-- BEGIN EXERCISE INPUT --

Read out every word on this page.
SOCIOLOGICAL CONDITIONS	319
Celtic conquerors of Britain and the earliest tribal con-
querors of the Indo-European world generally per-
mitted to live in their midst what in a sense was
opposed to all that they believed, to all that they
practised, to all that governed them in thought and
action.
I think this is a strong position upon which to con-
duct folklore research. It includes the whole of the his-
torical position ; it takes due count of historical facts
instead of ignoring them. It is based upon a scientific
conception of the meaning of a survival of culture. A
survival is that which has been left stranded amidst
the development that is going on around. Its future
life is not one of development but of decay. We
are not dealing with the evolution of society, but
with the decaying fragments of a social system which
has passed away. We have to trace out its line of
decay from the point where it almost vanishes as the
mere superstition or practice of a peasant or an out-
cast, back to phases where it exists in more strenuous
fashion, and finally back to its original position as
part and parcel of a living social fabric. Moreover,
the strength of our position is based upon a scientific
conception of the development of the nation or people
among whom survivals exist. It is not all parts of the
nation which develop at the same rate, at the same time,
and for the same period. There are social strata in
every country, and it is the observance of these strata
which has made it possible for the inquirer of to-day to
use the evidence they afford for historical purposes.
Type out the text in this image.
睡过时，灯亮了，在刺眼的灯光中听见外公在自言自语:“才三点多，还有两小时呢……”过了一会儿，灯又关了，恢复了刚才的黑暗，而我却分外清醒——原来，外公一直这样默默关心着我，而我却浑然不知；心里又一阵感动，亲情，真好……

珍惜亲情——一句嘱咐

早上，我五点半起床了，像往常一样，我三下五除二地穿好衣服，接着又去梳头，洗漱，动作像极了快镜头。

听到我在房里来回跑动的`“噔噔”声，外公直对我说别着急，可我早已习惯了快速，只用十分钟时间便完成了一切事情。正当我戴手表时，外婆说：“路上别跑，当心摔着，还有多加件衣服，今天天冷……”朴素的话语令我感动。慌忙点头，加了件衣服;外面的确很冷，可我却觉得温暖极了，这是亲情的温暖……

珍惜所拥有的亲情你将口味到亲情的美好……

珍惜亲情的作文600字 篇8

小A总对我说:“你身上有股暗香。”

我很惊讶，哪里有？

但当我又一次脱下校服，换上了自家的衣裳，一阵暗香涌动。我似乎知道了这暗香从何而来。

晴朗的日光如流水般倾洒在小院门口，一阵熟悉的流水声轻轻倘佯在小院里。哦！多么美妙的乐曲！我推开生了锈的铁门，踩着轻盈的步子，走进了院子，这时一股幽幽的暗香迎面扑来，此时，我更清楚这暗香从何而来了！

-- END EXERCISE INPUT --

### PROBLEM
All of the material above needs to be copied exactly.

### COMPLETED EXERCISE
Read out every word on this page.
SOCIOLOGICAL CONDITIONS	319
Celtic conquerors of Britain and the earliest tribal con-
querors of the Indo-European world generally per-
mitted to live in their midst what in a sense was
opposed to all that they believed, to all that they
practised, to all that governed them in thought and
action.
I think this is a strong position upon which to con-
duct folklore research. It includes the whole of the his-
torical position ; it takes due count of historical facts
instead of ignoring them. It is based upon a scientific
conception of the meaning of a survival of culture. A
survival is that which has been left stranded amidst
the development that is going on around. Its future
life is not one of development but of decay. We
are not dealing with the evolution of society, but
with the decaying fragments of a social system which
has passed away. We have to trace out its line of
decay from the point where it almost vanishes as the
mere superstition or practice of a peasant or an out-
cast, back to phases where it exists in more strenuous
fashion, and finally back to its original position as
part and parcel of a living social fabric. Moreover,
the strength of our position is based upon a scientific
conception of the development of the nation or people
among whom survivals exist. It is not all parts of the
nation which develop at the same rate, at the same time,
and for the same period. There are social strata in
every country, and it is the observance of these strata
which has made it possible for the inquirer of to-day to
use the evidence they afford for historical purposes.
Type out the text in this image.
睡过时，灯亮了，在刺眼的灯光中听见外公在自言自语:“才三点多，还有两小时呢……”过了一会儿，灯又关了，恢复了刚才的黑暗，而我却分外清醒——原来，外公一直这样默默关心着我，而我却浑然不知；心里又一阵感动，亲情，真好……

珍惜亲情——一句嘱咐

早上，我五点半起床了，像往常一样，我三下五除二地穿好衣服，接着又去梳头，洗漱，动作像极了快镜头。

听到我在房里来回跑动的`“噔噔”声，外公直对我说别着急，可我早已习惯了快速，只用十分钟时间便完成了一切事情。正当我戴手表时，外婆说：“路上别跑，当心摔着，还有多加件衣服，今天天冷……”朴素的话语令我感动。慌忙点头，加了件衣服;外面的确很冷，可我却觉得温暖极了，这是亲情的温暖……

珍惜所拥有的亲情你将口味到亲情的美好……

珍惜亲情的作文600字 篇8

小A总对我说:“你身上有股暗香。”

我很惊讶，哪里有？

但当我又一次脱下校服，换上了自家的衣裳，一阵暗香涌动。我似乎知道了这暗香从何而来。

晴朗的日光如流水般倾洒在小院门口，一阵熟悉的流水声轻轻倘佯在小院里。哦！多么美妙的乐曲！我推开生了锈的铁门，踩着轻盈的步子，走进了院子，这时一股幽幽的暗香迎面扑来，此时，我更清楚这暗香从何而来了！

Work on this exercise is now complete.